Task to carry out
Locate all lines in the data below that hold "name" and show them.
-- START OF Records provided --
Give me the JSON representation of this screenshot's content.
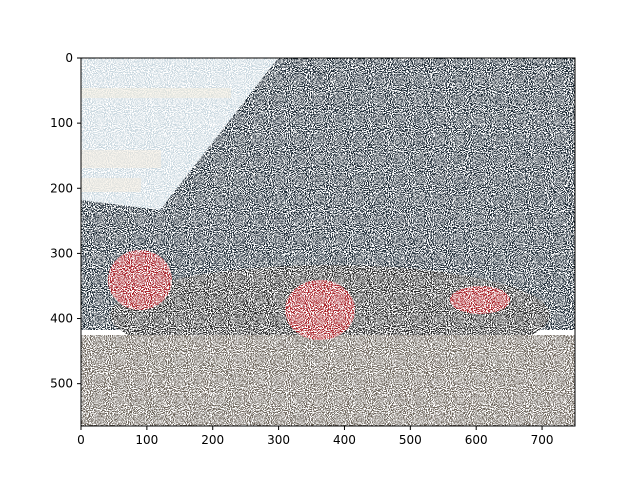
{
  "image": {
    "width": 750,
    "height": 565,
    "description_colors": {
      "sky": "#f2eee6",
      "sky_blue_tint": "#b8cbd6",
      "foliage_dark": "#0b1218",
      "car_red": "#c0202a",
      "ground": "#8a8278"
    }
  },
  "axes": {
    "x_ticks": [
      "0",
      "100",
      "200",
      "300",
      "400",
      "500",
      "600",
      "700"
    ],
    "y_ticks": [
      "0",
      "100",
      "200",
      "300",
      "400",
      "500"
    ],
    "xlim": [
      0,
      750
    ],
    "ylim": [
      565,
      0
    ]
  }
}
-- END OF Records provided --
-- START OF Records provided --
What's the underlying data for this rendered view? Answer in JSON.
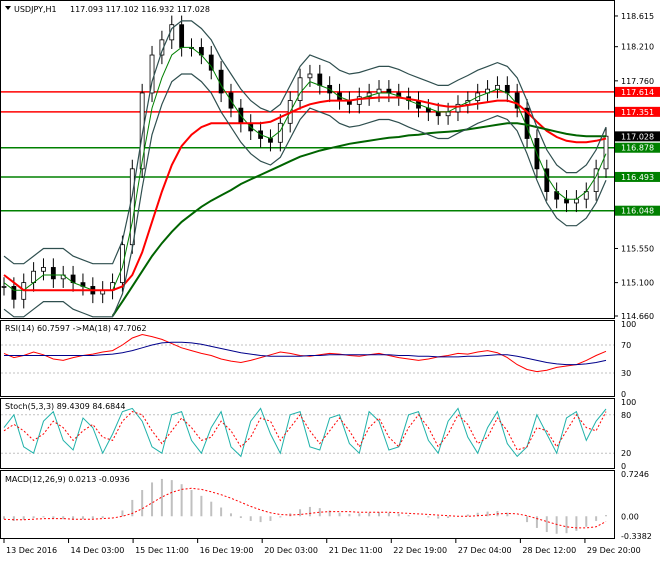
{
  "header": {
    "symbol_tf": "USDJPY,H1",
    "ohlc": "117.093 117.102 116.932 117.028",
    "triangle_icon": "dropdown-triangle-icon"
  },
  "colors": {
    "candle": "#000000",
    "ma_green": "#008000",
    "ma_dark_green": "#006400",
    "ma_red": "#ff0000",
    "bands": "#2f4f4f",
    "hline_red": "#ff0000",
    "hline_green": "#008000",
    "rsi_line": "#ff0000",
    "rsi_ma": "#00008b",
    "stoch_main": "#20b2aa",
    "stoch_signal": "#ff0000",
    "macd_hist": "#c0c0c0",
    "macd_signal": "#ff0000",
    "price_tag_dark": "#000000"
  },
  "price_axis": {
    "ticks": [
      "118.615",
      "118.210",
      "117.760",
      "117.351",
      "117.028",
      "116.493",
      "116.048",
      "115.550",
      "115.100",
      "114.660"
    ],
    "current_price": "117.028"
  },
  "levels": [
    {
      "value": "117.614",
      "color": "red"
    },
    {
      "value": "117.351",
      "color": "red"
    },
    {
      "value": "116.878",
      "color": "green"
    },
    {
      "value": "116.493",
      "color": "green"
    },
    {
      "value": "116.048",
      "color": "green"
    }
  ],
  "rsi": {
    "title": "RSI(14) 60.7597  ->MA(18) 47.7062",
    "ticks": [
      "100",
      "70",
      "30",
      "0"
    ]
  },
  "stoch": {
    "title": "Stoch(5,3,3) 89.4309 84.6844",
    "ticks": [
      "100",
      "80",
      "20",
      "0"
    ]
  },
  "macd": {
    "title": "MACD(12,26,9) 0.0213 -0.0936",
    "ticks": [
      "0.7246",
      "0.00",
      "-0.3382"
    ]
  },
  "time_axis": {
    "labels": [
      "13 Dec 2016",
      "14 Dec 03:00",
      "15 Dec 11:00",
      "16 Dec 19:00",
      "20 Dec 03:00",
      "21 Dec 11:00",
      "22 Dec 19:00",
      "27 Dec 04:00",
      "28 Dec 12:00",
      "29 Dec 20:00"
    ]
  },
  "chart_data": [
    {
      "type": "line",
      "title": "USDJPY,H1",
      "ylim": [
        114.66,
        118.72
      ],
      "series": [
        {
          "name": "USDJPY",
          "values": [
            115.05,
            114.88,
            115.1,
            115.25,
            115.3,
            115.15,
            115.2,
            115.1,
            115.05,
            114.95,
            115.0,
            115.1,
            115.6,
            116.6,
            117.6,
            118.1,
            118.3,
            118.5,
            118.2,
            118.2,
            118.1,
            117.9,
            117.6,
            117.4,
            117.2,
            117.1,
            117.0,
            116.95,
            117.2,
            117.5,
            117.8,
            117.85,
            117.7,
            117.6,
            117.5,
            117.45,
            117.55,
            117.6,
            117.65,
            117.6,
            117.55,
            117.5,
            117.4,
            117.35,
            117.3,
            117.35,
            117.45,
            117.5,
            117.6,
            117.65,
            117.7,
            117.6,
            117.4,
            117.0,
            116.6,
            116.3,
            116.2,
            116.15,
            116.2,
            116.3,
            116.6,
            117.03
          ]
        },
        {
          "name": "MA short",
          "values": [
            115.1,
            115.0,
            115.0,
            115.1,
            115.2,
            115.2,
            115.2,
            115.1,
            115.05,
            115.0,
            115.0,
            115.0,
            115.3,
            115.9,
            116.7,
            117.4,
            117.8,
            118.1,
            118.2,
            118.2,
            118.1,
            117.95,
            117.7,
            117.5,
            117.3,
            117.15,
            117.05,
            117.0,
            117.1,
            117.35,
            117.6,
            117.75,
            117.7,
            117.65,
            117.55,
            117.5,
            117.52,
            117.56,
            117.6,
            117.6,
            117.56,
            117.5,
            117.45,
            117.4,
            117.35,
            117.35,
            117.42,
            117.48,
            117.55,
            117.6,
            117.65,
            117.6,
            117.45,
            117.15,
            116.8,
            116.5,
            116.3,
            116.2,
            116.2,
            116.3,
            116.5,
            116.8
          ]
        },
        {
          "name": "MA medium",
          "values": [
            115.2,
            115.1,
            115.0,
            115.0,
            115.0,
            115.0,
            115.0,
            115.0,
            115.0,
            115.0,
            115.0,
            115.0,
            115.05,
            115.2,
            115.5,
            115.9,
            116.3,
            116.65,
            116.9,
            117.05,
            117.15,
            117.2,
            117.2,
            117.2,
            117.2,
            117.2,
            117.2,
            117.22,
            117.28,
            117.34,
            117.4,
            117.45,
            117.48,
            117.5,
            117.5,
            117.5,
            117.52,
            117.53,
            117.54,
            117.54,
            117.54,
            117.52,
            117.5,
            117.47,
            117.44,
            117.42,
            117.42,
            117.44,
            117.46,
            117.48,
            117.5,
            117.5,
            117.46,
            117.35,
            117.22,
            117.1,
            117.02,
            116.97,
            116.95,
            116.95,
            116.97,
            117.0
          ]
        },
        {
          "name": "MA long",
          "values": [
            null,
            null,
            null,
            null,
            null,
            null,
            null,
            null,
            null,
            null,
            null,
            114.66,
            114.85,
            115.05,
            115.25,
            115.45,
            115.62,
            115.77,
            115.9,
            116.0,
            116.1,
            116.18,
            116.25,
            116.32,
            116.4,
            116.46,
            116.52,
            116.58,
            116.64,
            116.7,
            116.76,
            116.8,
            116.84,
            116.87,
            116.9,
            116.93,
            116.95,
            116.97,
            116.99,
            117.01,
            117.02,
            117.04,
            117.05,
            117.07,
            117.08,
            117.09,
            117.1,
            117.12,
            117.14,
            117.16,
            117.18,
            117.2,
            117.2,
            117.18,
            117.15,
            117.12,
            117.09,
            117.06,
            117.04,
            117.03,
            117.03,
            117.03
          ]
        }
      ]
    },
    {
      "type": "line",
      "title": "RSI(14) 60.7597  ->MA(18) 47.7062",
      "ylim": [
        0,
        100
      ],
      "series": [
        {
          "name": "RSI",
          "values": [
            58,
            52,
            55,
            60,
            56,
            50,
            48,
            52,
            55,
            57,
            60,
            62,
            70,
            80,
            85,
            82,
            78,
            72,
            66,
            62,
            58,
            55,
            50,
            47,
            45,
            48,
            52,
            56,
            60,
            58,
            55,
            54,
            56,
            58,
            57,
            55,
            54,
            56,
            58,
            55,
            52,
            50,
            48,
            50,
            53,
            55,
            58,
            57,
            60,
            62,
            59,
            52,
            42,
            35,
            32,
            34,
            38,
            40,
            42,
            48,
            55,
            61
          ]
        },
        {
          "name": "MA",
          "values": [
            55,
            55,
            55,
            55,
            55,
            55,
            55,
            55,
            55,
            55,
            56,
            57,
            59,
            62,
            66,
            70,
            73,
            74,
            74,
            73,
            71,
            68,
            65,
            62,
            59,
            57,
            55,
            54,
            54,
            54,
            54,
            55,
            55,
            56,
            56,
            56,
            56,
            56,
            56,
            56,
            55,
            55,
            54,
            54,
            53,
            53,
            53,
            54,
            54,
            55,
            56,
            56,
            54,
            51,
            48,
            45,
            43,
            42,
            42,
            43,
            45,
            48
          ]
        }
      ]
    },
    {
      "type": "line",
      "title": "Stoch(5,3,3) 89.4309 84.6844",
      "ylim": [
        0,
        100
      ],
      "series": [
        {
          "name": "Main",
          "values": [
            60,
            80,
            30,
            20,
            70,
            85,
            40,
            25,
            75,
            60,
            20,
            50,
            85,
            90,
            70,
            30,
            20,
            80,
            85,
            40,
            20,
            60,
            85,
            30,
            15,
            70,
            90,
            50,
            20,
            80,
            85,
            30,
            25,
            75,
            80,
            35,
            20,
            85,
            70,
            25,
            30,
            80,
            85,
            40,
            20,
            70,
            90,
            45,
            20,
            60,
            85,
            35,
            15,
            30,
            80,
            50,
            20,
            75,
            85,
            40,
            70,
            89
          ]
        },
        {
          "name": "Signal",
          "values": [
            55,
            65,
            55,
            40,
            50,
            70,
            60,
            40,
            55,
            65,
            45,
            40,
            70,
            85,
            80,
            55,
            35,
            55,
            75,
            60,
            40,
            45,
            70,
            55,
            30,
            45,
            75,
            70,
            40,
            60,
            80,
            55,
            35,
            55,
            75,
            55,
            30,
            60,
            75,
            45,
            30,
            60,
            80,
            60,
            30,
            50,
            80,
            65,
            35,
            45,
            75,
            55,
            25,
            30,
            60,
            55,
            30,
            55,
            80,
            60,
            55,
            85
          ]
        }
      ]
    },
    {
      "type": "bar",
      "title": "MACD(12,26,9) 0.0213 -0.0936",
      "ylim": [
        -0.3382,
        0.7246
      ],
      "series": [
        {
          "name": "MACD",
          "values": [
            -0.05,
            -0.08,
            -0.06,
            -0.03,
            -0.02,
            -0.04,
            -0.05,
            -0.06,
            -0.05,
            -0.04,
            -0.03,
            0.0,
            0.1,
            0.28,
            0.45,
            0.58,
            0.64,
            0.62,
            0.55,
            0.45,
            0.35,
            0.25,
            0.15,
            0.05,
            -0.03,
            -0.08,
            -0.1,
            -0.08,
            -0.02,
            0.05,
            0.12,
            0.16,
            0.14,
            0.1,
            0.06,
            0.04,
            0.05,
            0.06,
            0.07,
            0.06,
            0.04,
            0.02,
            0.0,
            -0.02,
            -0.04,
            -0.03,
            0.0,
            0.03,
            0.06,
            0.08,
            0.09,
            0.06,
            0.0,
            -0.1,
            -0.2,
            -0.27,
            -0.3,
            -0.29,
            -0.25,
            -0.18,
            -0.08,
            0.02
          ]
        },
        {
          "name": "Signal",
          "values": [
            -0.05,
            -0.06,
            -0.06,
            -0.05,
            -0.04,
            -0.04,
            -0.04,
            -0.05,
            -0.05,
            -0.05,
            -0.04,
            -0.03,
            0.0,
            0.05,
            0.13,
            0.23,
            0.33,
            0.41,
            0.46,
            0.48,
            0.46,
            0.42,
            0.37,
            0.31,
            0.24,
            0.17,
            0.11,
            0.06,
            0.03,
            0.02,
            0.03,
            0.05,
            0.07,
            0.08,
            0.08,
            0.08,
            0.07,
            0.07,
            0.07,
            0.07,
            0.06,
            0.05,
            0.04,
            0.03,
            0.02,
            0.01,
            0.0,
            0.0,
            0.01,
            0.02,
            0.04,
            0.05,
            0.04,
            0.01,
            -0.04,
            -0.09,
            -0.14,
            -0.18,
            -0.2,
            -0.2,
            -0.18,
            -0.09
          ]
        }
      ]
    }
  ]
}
-- END OF Records provided --
Task answer
          "name": "USDJPY",
          "name": "MA short",
          "name": "MA medium",
          "name": "MA long",
          "name": "RSI",
          "name": "MA",
          "name": "Main",
          "name": "Signal",
          "name": "MACD",
          "name": "Signal",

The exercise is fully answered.